YOUR GOAL — Transcribe, exactly as they appear, only the lines from the one holding "OCR this image." through the end of the entries below.

STORED RECORDS —
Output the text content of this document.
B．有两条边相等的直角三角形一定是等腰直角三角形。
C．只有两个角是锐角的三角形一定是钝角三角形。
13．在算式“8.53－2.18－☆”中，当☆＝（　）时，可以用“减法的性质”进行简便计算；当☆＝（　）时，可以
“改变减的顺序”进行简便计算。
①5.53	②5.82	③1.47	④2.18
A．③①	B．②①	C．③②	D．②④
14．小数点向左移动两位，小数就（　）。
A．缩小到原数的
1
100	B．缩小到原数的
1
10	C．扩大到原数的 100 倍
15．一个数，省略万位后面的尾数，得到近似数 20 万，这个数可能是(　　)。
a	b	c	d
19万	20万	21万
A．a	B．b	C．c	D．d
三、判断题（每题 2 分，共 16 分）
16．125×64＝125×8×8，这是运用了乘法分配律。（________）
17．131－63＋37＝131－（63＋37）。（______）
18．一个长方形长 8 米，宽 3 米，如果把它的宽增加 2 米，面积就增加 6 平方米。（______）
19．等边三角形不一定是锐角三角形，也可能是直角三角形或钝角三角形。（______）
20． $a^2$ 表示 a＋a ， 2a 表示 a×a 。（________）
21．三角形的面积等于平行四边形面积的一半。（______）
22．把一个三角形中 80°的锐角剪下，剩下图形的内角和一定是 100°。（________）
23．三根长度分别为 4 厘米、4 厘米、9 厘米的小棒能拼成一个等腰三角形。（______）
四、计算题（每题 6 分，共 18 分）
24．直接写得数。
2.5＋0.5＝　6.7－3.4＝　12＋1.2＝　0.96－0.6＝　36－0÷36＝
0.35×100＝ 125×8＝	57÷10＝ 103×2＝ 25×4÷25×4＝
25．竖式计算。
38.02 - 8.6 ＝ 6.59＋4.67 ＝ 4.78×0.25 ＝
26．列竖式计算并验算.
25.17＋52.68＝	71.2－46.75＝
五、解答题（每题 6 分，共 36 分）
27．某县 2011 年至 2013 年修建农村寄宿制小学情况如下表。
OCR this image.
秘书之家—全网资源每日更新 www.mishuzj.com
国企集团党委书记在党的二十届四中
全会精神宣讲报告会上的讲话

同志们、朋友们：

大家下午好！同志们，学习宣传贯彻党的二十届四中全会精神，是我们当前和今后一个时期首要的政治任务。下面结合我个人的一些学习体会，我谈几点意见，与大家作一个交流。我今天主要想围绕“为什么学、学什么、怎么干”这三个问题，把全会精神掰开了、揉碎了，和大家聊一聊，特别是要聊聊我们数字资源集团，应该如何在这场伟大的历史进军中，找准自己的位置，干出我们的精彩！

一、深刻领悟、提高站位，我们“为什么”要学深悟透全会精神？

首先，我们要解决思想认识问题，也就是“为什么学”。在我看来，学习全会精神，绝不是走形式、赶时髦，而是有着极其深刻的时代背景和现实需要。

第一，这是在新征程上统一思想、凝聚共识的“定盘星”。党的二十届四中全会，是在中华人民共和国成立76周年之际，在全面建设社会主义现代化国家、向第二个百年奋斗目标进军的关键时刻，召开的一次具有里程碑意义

RESPONSE TO THIS TASK —
OCR this image.
秘书之家—全网资源每日更新 www.mishuzj.com
国企集团党委书记在党的二十届四中
全会精神宣讲报告会上的讲话

同志们、朋友们：

大家下午好！同志们，学习宣传贯彻党的二十届四中全会精神，是我们当前和今后一个时期首要的政治任务。下面结合我个人的一些学习体会，我谈几点意见，与大家作一个交流。我今天主要想围绕“为什么学、学什么、怎么干”这三个问题，把全会精神掰开了、揉碎了，和大家聊一聊，特别是要聊聊我们数字资源集团，应该如何在这场伟大的历史进军中，找准自己的位置，干出我们的精彩！

一、深刻领悟、提高站位，我们“为什么”要学深悟透全会精神？

首先，我们要解决思想认识问题，也就是“为什么学”。在我看来，学习全会精神，绝不是走形式、赶时髦，而是有着极其深刻的时代背景和现实需要。

第一，这是在新征程上统一思想、凝聚共识的“定盘星”。党的二十届四中全会，是在中华人民共和国成立76周年之际，在全面建设社会主义现代化国家、向第二个百年奋斗目标进军的关键时刻，召开的一次具有里程碑意义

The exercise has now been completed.